→ **Written exercise 1**
Copy the records verbatim from their first line through the line containing "value-cell: 1.99: [390, 423, 463, 444]", with both ends included.

→ **Passage shown**
------------------------------
# Baler Belt Alternatives



## Spectrum (Jan 6, 2013)

I'm looking at an impeller kit project where the flap will be projecting close to 1/2". The common baler belt I see like at Tractor Supply seems like it will get folded back quite a bit. 

Have there been any good experiences with other materials like UHMW or urethane?

Thanks,
Pete


----------



## Motor City (Jan 6, 2014)

I saw a guy on another forum use a cheap cutting board. The white kind that are made of Polypropylene or Nylon Plastic. It worked out pretty good.


----------



## micah68kj (Oct 8, 2011)

I dunno, Pete. I think UHMW or HDPE or anything like that is maybe too hard. Why not try backing about half the distance with light steel plate? It'd still be rigid but would have some forgivness in it as well.


----------



## micah68kj (Oct 8, 2011)

Motor City said:


> I saw a guy on another forum use a cheap cutting board. The white kind that are made of Polypropylene or Nylon Plastic. It worked out pretty good.


Hah! That's what I make my blower skids from.


----------



## GustoGuy (Nov 19, 2012)

Spectrum said:


> I'm looking at an impeller kit project where the flap will be projecting close to 1/2". The common baler belt I see like at Tractor Supply seems like it will get folded back quite a bit.
> 
> Have there been any good experiences with other materials like UHMW or urethane?
> 
> ...



Hi Pete

Sandwich a metal bracket on each side of the baler belt extension which extends out past the impeller to take up some of the distance. The metal bracket will support the belt and keep it from bending over

We had a 2 inch snowfall the other day and the snow plow pushed up 6 inches along the end of the driveway. I went out with the MTD tonight and it tossed the snow 40 to 50 feet. I threw it towards the power lines and it seem to almost touch them. This is what a tight impeller kit will do.


----------



## Normex (Feb 21, 2014)

If I recall correctly one used truck flaps and or cheap tire sides but I may be corrected for making SS flaps out of them.


----------



## micah68kj (Oct 8, 2011)

Normex said:


> If I recall correctly one used truck flaps and or cheap tire sides but I may be corrected for making SS flaps out of them.


_sixtyfiveford_ on youtube made ss paddles out of sidewalls. I think he may be a member here.


----------



## crazzywolfie (Jun 2, 2014)

sounds like i need to hit the dollar store. i was considering doing this upgrade but the mud flaps i was looking at seemed too thick and heavy


----------



## JohnL (Nov 14, 2014)

Sidewall from a junk tire!!!!!!!!!!!


----------



## detdrbuzzard (Jan 20, 2012)

I've got some used toro s-620 paddles which are much thicker than the rubber pieces that comes with the Clarence kit, you might want to look for some used s-200 / 620 paddles


----------



## greatwhitebuffalo (Feb 11, 2014)

micah68kj said:


> I dunno, Pete. I think UHMW or HDPE or anything like that is maybe too hard. Why not try backing about half the distance with light steel plate? It'd still be rigid but would have some forgivness in it as well.
------------------------------
→ **Written exercise 2**
In the baler belt thread, reproduce the part that opens with the words containing "We had a 2 inch" and closes with "(Feb 21, 2014)", changing "snowfall" to "snowstorm".
------------------------------
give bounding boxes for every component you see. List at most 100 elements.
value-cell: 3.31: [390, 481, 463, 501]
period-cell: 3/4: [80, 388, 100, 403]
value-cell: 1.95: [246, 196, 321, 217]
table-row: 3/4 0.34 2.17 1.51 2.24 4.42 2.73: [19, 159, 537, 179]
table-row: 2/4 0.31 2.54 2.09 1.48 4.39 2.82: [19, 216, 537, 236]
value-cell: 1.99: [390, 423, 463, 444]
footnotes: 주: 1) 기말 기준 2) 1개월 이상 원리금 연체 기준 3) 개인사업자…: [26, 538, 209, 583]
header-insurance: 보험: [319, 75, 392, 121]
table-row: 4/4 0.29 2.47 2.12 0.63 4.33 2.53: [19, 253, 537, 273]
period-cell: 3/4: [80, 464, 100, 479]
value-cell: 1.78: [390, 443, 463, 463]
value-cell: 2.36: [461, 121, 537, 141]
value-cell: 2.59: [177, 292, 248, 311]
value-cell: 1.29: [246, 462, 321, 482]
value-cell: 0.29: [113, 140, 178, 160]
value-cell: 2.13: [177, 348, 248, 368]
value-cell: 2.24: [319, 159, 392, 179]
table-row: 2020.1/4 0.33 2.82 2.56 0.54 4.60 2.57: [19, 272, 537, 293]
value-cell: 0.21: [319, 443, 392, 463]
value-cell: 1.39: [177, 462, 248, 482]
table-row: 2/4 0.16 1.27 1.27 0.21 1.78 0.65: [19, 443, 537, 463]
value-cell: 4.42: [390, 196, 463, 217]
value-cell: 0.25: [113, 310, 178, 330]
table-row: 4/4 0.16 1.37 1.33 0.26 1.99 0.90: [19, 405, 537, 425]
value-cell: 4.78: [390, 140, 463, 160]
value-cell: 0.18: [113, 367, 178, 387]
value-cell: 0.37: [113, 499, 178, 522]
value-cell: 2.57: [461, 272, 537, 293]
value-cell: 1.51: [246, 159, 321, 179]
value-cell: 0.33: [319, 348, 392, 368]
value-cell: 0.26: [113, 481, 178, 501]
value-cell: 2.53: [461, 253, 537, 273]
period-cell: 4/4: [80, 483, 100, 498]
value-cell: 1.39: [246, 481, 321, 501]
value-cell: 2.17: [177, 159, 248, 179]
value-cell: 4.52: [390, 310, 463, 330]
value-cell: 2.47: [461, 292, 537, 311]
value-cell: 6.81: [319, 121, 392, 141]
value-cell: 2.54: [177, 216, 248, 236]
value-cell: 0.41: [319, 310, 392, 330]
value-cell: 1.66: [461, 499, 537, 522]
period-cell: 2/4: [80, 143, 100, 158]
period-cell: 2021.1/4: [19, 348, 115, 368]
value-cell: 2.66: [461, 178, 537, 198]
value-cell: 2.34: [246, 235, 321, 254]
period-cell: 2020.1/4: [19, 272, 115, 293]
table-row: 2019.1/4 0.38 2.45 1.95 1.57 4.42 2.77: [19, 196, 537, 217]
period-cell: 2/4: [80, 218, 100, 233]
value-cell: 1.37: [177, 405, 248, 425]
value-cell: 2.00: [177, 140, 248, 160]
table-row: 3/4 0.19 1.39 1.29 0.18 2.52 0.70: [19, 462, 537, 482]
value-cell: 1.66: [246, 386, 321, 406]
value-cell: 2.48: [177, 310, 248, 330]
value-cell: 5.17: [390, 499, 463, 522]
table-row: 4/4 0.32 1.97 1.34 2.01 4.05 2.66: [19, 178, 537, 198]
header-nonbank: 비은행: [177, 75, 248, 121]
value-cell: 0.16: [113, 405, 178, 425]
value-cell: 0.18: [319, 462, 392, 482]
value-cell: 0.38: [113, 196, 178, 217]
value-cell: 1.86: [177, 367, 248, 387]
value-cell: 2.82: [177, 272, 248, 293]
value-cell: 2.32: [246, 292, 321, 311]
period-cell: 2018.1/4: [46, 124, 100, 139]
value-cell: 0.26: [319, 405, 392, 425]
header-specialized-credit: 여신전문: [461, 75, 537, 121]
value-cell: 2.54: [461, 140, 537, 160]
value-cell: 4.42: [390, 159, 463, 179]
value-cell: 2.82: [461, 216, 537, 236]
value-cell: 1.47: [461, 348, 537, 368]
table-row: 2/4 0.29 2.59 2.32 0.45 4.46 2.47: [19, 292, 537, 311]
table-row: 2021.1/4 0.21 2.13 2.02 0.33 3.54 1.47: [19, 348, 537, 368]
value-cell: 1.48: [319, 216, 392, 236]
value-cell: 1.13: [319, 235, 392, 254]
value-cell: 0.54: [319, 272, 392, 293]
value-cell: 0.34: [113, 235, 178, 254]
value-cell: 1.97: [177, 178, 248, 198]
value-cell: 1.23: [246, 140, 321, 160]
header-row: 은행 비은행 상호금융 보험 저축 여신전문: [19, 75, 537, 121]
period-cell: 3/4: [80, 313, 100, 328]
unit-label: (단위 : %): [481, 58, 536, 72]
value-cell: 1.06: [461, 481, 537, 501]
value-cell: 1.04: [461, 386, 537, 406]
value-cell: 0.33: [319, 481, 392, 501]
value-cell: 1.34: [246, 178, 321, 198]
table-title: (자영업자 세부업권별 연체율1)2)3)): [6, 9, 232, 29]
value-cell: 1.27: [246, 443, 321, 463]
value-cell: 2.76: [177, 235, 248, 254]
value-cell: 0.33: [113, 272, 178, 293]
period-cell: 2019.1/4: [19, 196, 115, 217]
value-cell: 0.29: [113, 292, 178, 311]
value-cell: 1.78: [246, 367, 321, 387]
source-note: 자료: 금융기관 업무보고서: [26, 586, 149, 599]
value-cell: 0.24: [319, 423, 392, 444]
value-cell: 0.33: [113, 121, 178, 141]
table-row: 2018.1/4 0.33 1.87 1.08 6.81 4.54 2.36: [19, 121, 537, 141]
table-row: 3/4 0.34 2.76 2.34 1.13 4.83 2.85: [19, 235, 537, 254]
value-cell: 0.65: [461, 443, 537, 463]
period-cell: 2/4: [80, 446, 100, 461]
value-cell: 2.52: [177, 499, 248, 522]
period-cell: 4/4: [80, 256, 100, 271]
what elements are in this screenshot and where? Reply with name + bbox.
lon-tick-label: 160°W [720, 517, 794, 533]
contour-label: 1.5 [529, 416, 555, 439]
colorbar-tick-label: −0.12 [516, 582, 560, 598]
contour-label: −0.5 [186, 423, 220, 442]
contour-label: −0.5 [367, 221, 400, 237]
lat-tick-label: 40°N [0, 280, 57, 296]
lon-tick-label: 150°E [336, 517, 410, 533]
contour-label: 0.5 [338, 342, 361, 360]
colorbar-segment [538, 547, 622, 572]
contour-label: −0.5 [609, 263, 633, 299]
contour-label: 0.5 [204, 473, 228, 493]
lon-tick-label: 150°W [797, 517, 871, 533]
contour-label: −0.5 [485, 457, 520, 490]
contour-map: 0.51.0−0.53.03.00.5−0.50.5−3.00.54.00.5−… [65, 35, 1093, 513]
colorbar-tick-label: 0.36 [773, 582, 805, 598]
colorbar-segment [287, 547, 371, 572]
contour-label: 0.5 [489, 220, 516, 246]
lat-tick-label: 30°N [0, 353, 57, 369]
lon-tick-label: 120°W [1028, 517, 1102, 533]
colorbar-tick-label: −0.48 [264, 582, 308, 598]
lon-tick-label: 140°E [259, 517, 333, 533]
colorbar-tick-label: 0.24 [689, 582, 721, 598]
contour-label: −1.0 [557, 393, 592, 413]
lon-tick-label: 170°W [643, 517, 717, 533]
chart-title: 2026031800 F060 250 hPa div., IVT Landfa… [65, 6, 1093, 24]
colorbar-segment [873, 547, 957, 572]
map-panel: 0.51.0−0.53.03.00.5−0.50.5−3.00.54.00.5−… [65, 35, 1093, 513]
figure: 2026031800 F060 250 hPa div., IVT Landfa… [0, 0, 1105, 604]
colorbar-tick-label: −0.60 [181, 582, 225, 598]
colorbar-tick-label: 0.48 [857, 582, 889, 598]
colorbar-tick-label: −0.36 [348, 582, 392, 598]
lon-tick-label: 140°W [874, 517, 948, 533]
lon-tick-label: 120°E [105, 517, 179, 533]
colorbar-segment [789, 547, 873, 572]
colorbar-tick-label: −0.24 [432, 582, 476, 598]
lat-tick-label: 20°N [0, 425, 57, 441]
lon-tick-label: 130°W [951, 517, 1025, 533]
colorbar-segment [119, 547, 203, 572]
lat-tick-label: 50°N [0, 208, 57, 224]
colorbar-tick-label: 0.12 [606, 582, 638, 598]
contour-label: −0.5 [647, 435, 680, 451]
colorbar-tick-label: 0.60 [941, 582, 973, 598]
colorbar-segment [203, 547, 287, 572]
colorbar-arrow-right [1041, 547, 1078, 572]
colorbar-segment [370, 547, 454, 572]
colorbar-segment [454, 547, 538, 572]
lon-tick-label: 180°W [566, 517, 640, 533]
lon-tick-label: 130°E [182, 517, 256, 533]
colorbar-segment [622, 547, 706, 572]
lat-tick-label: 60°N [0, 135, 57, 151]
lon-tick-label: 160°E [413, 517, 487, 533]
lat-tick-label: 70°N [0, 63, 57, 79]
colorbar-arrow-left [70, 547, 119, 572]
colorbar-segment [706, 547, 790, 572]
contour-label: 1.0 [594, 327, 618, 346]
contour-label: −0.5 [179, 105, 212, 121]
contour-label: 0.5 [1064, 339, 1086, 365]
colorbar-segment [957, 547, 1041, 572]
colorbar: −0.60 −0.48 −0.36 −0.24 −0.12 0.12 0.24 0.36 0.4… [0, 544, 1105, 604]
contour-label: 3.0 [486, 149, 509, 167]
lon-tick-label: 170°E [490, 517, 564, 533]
------------------------------
→ **Exercise response 1**
give bounding boxes for every component you see. List at most 100 elements.
value-cell: 3.31: [390, 481, 463, 501]
period-cell: 3/4: [80, 388, 100, 403]
value-cell: 1.95: [246, 196, 321, 217]
table-row: 3/4 0.34 2.17 1.51 2.24 4.42 2.73: [19, 159, 537, 179]
table-row: 2/4 0.31 2.54 2.09 1.48 4.39 2.82: [19, 216, 537, 236]
value-cell: 1.99: [390, 423, 463, 444]

→ **Exercise response 2**
We had a 2 inch snowstorm the other day and the snow plow pushed up 6 inches along the end of the driveway. I went out with the MTD tonight and it tossed the snow 40 to 50 feet. I threw it towards the power lines and it seem to almost touch them. This is what a tight impeller kit will do.


----------



## Normex (Feb 21, 2014)